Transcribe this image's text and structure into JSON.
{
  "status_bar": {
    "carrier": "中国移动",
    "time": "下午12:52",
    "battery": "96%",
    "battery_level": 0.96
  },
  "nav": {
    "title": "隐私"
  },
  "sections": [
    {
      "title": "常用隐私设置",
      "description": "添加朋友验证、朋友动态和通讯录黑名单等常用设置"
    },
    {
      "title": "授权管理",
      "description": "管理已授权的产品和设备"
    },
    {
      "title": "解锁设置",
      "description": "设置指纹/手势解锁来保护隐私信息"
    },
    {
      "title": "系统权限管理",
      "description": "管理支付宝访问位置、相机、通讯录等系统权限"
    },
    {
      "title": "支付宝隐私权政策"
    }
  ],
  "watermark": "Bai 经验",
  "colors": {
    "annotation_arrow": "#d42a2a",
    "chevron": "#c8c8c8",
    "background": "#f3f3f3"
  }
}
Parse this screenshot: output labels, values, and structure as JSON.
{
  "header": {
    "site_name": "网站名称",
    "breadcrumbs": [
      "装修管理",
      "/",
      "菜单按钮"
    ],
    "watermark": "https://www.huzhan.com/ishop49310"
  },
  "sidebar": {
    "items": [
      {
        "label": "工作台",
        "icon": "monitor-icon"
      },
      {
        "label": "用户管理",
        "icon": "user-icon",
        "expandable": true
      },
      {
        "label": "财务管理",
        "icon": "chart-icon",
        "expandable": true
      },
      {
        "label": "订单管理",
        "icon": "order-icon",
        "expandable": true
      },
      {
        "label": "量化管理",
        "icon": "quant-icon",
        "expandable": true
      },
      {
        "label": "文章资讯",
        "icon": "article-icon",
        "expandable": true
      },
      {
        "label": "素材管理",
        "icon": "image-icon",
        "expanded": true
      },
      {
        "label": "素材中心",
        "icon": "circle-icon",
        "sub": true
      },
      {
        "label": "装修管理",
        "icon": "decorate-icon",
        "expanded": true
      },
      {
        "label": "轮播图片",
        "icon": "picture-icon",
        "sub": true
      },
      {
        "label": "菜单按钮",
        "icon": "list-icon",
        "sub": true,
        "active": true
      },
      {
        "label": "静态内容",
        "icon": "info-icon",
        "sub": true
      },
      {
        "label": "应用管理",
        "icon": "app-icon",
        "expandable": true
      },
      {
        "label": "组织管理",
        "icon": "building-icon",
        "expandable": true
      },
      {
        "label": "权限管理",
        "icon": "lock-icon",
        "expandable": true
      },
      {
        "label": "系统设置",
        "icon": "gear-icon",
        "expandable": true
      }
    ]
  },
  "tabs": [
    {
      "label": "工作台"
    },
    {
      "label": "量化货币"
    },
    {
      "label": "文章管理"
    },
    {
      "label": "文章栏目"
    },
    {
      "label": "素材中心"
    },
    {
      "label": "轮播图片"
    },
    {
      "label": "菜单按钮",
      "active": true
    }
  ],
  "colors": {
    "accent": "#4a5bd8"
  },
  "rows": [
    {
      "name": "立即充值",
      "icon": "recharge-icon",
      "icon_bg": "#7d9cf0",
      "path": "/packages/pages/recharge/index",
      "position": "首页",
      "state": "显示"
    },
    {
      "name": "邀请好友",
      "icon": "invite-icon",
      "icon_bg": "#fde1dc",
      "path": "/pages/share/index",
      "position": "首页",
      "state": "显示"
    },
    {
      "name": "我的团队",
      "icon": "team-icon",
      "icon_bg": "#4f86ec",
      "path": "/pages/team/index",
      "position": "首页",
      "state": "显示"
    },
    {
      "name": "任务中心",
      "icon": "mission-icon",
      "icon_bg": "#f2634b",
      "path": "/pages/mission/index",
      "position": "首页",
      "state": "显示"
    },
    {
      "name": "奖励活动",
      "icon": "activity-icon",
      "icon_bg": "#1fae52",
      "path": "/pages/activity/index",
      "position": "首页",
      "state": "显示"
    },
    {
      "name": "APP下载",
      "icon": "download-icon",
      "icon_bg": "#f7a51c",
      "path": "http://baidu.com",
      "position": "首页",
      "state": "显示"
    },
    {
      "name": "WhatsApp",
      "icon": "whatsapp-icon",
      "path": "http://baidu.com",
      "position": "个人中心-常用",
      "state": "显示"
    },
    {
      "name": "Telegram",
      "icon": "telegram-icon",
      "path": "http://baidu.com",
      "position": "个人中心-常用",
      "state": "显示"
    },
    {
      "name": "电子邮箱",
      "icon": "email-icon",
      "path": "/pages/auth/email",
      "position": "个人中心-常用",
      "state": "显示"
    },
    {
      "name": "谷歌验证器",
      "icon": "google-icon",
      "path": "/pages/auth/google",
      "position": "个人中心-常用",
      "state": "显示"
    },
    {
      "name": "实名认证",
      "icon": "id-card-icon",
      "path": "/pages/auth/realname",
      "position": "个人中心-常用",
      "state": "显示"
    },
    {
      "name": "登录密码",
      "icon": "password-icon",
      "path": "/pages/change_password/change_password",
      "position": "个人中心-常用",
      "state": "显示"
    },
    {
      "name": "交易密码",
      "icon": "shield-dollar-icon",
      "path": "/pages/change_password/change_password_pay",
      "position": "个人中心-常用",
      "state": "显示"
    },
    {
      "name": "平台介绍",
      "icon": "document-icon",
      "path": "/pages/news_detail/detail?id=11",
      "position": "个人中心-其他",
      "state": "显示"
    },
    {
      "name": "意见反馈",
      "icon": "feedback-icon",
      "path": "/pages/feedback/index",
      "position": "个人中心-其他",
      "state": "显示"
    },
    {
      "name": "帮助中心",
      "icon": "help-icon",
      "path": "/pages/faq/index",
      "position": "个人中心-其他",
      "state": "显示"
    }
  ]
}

— Task prompt —
Going through the data, tally the lines containing "google" and report only the result.

— Solved problem —
2